Your task:
Write out, precisely and in full, each line of the material.

Dataset content:
####################

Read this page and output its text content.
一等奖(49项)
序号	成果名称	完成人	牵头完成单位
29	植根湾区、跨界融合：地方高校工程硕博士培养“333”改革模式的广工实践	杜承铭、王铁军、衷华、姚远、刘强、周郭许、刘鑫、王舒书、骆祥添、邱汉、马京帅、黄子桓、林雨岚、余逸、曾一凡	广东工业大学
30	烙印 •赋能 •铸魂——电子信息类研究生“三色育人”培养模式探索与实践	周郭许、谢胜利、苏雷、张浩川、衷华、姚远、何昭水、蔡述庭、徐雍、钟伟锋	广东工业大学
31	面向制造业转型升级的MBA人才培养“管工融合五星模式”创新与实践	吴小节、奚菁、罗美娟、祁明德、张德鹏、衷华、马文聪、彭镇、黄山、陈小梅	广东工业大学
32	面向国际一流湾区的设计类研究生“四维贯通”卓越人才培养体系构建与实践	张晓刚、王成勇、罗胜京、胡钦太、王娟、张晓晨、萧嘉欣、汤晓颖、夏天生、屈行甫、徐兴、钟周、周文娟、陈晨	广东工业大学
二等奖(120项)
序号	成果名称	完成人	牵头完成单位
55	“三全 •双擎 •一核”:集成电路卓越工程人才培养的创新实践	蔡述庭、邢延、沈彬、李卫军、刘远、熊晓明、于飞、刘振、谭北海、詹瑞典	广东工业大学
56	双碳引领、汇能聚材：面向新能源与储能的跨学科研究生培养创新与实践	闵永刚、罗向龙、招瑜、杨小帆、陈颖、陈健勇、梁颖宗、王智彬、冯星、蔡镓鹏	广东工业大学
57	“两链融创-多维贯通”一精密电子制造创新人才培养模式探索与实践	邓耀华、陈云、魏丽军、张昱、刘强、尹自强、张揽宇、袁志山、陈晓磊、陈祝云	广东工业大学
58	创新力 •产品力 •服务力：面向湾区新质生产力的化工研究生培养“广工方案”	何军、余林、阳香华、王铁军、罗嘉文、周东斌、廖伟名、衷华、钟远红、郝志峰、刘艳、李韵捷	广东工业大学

####################

Result below:
Read this page and output its text content.
一等奖(49项)
序号	成果名称	完成人	牵头完成单位
29	植根湾区、跨界融合：地方高校工程硕博士培养“333”改革模式的广工实践	杜承铭、王铁军、衷华、姚远、刘强、周郭许、刘鑫、王舒书、骆祥添、邱汉、马京帅、黄子桓、林雨岚、余逸、曾一凡	广东工业大学
30	烙印 •赋能 •铸魂——电子信息类研究生“三色育人”培养模式探索与实践	周郭许、谢胜利、苏雷、张浩川、衷华、姚远、何昭水、蔡述庭、徐雍、钟伟锋	广东工业大学
31	面向制造业转型升级的MBA人才培养“管工融合五星模式”创新与实践	吴小节、奚菁、罗美娟、祁明德、张德鹏、衷华、马文聪、彭镇、黄山、陈小梅	广东工业大学
32	面向国际一流湾区的设计类研究生“四维贯通”卓越人才培养体系构建与实践	张晓刚、王成勇、罗胜京、胡钦太、王娟、张晓晨、萧嘉欣、汤晓颖、夏天生、屈行甫、徐兴、钟周、周文娟、陈晨	广东工业大学
二等奖(120项)
序号	成果名称	完成人	牵头完成单位
55	“三全 •双擎 •一核”:集成电路卓越工程人才培养的创新实践	蔡述庭、邢延、沈彬、李卫军、刘远、熊晓明、于飞、刘振、谭北海、詹瑞典	广东工业大学
56	双碳引领、汇能聚材：面向新能源与储能的跨学科研究生培养创新与实践	闵永刚、罗向龙、招瑜、杨小帆、陈颖、陈健勇、梁颖宗、王智彬、冯星、蔡镓鹏	广东工业大学
57	“两链融创-多维贯通”一精密电子制造创新人才培养模式探索与实践	邓耀华、陈云、魏丽军、张昱、刘强、尹自强、张揽宇、袁志山、陈晓磊、陈祝云	广东工业大学
58	创新力 •产品力 •服务力：面向湾区新质生产力的化工研究生培养“广工方案”	何军、余林、阳香华、王铁军、罗嘉文、周东斌、廖伟名、衷华、钟远红、郝志峰、刘艳、李韵捷	广东工业大学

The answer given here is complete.